> [Stated exercise]: Images are not part of the copy; write out the rest of the data exactly as given.

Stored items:
▼

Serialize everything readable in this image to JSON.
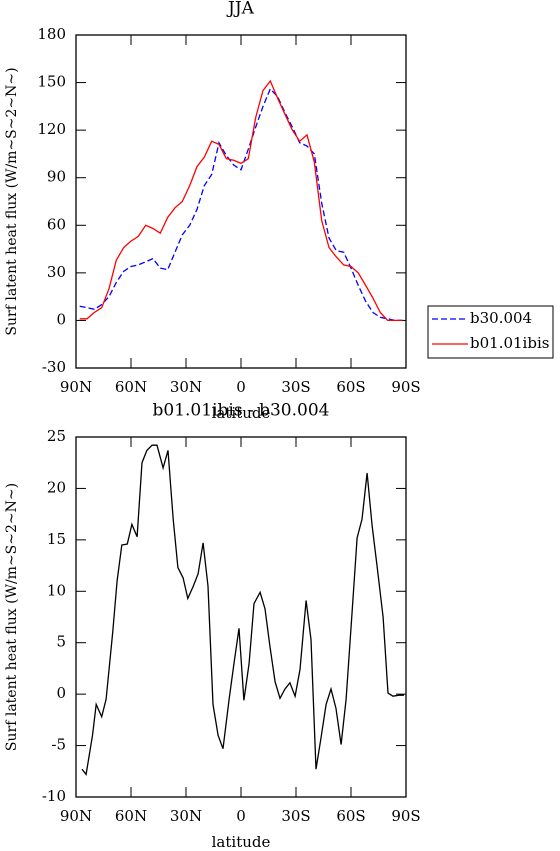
{
  "chart_data": [
    {
      "type": "line",
      "title": "JJA",
      "x_label": "latitude",
      "y_label": "Surf latent heat flux (W/m~S~2~N~)",
      "x": [
        88,
        84,
        80,
        76,
        72,
        68,
        64,
        60,
        56,
        52,
        48,
        44,
        40,
        36,
        32,
        28,
        24,
        20,
        16,
        12,
        8,
        4,
        0,
        -4,
        -8,
        -12,
        -16,
        -20,
        -24,
        -28,
        -32,
        -36,
        -40,
        -44,
        -48,
        -52,
        -56,
        -60,
        -64,
        -68,
        -72,
        -76,
        -80,
        -84,
        -88
      ],
      "series": [
        {
          "name": "b30.004",
          "color": "#0000ff",
          "dashed": true,
          "values": [
            9,
            8,
            7,
            10,
            15,
            24,
            31,
            34,
            35,
            37,
            39,
            33,
            32,
            43,
            54,
            60,
            70,
            85,
            92,
            112,
            104,
            98,
            95,
            108,
            122,
            135,
            146,
            141,
            131,
            122,
            112,
            110,
            105,
            74,
            52,
            44,
            43,
            33,
            22,
            12,
            5,
            2,
            1,
            0,
            0
          ]
        },
        {
          "name": "b01.01ibis",
          "color": "#ff0000",
          "dashed": false,
          "values": [
            1,
            1,
            5,
            8,
            20,
            38,
            46,
            50,
            53,
            60,
            58,
            55,
            65,
            71,
            75,
            85,
            97,
            103,
            113,
            111,
            102,
            101,
            99,
            102,
            128,
            145,
            151,
            140,
            130,
            120,
            113,
            117,
            100,
            63,
            46,
            40,
            35,
            34,
            30,
            22,
            14,
            5,
            0,
            0,
            0
          ]
        }
      ],
      "xlim": [
        90,
        -90
      ],
      "ylim": [
        -30,
        180
      ],
      "xticks": [
        {
          "value": 90,
          "label": "90N"
        },
        {
          "value": 60,
          "label": "60N"
        },
        {
          "value": 30,
          "label": "30N"
        },
        0,
        {
          "value": -30,
          "label": "30S"
        },
        {
          "value": -60,
          "label": "60S"
        },
        {
          "value": -90,
          "label": "90S"
        }
      ],
      "yticks": [
        -30,
        0,
        30,
        60,
        90,
        120,
        150,
        180
      ],
      "legend": "right"
    },
    {
      "type": "line",
      "title": "b01.01ibis - b30.004",
      "x_label": "latitude",
      "y_label": "Surf latent heat flux (W/m~S~2~N~)",
      "x": [
        86.7,
        84.5,
        81,
        79,
        76,
        73.6,
        70,
        67.6,
        65,
        62,
        59.5,
        56.7,
        54,
        51.3,
        48.5,
        45.8,
        42.5,
        39.8,
        37,
        34.4,
        31.6,
        29,
        26,
        23.4,
        20.7,
        18,
        15.3,
        12.5,
        9.8,
        6.5,
        3.8,
        1.1,
        -1.6,
        -4.4,
        -7.1,
        -10.4,
        -13.1,
        -15.8,
        -18.6,
        -21.3,
        -24,
        -26.7,
        -29.5,
        -32.2,
        -35.5,
        -38.2,
        -40.9,
        -43.7,
        -46.4,
        -49.1,
        -51.8,
        -54.6,
        -57.3,
        -60.6,
        -63.3,
        -66,
        -68.8,
        -71.5,
        -74.2,
        -77.5,
        -80.2,
        -82.9,
        -86.2,
        -88.9
      ],
      "series": [
        {
          "color": "#000000",
          "dashed": false,
          "values": [
            -7.3,
            -7.8,
            -4,
            -1,
            -2.2,
            -0.5,
            6,
            11,
            14.5,
            14.6,
            16.5,
            15.3,
            22.5,
            23.7,
            24.2,
            24.2,
            22,
            23.7,
            17,
            12.3,
            11.3,
            9.3,
            10.5,
            11.7,
            14.7,
            10.5,
            -1,
            -4,
            -5.3,
            -0.5,
            3,
            6.4,
            -0.6,
            3,
            8.8,
            9.9,
            8.3,
            4.6,
            1.2,
            -0.4,
            0.5,
            1.1,
            -0.2,
            2.4,
            9.1,
            5.3,
            -7.3,
            -4.2,
            -1,
            0.5,
            -1.4,
            -4.9,
            -0.5,
            8,
            15.2,
            17,
            21.5,
            16.4,
            12.5,
            7.5,
            0.1,
            -0.2,
            -0.1,
            -0.1
          ]
        }
      ],
      "xlim": [
        90,
        -90
      ],
      "ylim": [
        -10,
        25
      ],
      "xticks": [
        {
          "value": 90,
          "label": "90N"
        },
        {
          "value": 60,
          "label": "60N"
        },
        {
          "value": 30,
          "label": "30N"
        },
        0,
        {
          "value": -30,
          "label": "30S"
        },
        {
          "value": -60,
          "label": "60S"
        },
        {
          "value": -90,
          "label": "90S"
        }
      ],
      "yticks": [
        -10,
        -5,
        0,
        5,
        10,
        15,
        20,
        25
      ]
    }
  ]
}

▲

> [Answer]:
Serialize everything readable in this image to JSON.
{
  "chart_data": [
    {
      "type": "line",
      "title": "JJA",
      "x_label": "latitude",
      "y_label": "Surf latent heat flux (W/m~S~2~N~)",
      "x": [
        88,
        84,
        80,
        76,
        72,
        68,
        64,
        60,
        56,
        52,
        48,
        44,
        40,
        36,
        32,
        28,
        24,
        20,
        16,
        12,
        8,
        4,
        0,
        -4,
        -8,
        -12,
        -16,
        -20,
        -24,
        -28,
        -32,
        -36,
        -40,
        -44,
        -48,
        -52,
        -56,
        -60,
        -64,
        -68,
        -72,
        -76,
        -80,
        -84,
        -88
      ],
      "series": [
        {
          "name": "b30.004",
          "color": "#0000ff",
          "dashed": true,
          "values": [
            9,
            8,
            7,
            10,
            15,
            24,
            31,
            34,
            35,
            37,
            39,
            33,
            32,
            43,
            54,
            60,
            70,
            85,
            92,
            112,
            104,
            98,
            95,
            108,
            122,
            135,
            146,
            141,
            131,
            122,
            112,
            110,
            105,
            74,
            52,
            44,
            43,
            33,
            22,
            12,
            5,
            2,
            1,
            0,
            0
          ]
        },
        {
          "name": "b01.01ibis",
          "color": "#ff0000",
          "dashed": false,
          "values": [
            1,
            1,
            5,
            8,
            20,
            38,
            46,
            50,
            53,
            60,
            58,
            55,
            65,
            71,
            75,
            85,
            97,
            103,
            113,
            111,
            102,
            101,
            99,
            102,
            128,
            145,
            151,
            140,
            130,
            120,
            113,
            117,
            100,
            63,
            46,
            40,
            35,
            34,
            30,
            22,
            14,
            5,
            0,
            0,
            0
          ]
        }
      ],
      "xlim": [
        90,
        -90
      ],
      "ylim": [
        -30,
        180
      ],
      "xticks": [
        {
          "value": 90,
          "label": "90N"
        },
        {
          "value": 60,
          "label": "60N"
        },
        {
          "value": 30,
          "label": "30N"
        },
        0,
        {
          "value": -30,
          "label": "30S"
        },
        {
          "value": -60,
          "label": "60S"
        },
        {
          "value": -90,
          "label": "90S"
        }
      ],
      "yticks": [
        -30,
        0,
        30,
        60,
        90,
        120,
        150,
        180
      ],
      "legend": "right"
    },
    {
      "type": "line",
      "title": "b01.01ibis - b30.004",
      "x_label": "latitude",
      "y_label": "Surf latent heat flux (W/m~S~2~N~)",
      "x": [
        86.7,
        84.5,
        81,
        79,
        76,
        73.6,
        70,
        67.6,
        65,
        62,
        59.5,
        56.7,
        54,
        51.3,
        48.5,
        45.8,
        42.5,
        39.8,
        37,
        34.4,
        31.6,
        29,
        26,
        23.4,
        20.7,
        18,
        15.3,
        12.5,
        9.8,
        6.5,
        3.8,
        1.1,
        -1.6,
        -4.4,
        -7.1,
        -10.4,
        -13.1,
        -15.8,
        -18.6,
        -21.3,
        -24,
        -26.7,
        -29.5,
        -32.2,
        -35.5,
        -38.2,
        -40.9,
        -43.7,
        -46.4,
        -49.1,
        -51.8,
        -54.6,
        -57.3,
        -60.6,
        -63.3,
        -66,
        -68.8,
        -71.5,
        -74.2,
        -77.5,
        -80.2,
        -82.9,
        -86.2,
        -88.9
      ],
      "series": [
        {
          "color": "#000000",
          "dashed": false,
          "values": [
            -7.3,
            -7.8,
            -4,
            -1,
            -2.2,
            -0.5,
            6,
            11,
            14.5,
            14.6,
            16.5,
            15.3,
            22.5,
            23.7,
            24.2,
            24.2,
            22,
            23.7,
            17,
            12.3,
            11.3,
            9.3,
            10.5,
            11.7,
            14.7,
            10.5,
            -1,
            -4,
            -5.3,
            -0.5,
            3,
            6.4,
            -0.6,
            3,
            8.8,
            9.9,
            8.3,
            4.6,
            1.2,
            -0.4,
            0.5,
            1.1,
            -0.2,
            2.4,
            9.1,
            5.3,
            -7.3,
            -4.2,
            -1,
            0.5,
            -1.4,
            -4.9,
            -0.5,
            8,
            15.2,
            17,
            21.5,
            16.4,
            12.5,
            7.5,
            0.1,
            -0.2,
            -0.1,
            -0.1
          ]
        }
      ],
      "xlim": [
        90,
        -90
      ],
      "ylim": [
        -10,
        25
      ],
      "xticks": [
        {
          "value": 90,
          "label": "90N"
        },
        {
          "value": 60,
          "label": "60N"
        },
        {
          "value": 30,
          "label": "30N"
        },
        0,
        {
          "value": -30,
          "label": "30S"
        },
        {
          "value": -60,
          "label": "60S"
        },
        {
          "value": -90,
          "label": "90S"
        }
      ],
      "yticks": [
        -10,
        -5,
        0,
        5,
        10,
        15,
        20,
        25
      ]
    }
  ]
}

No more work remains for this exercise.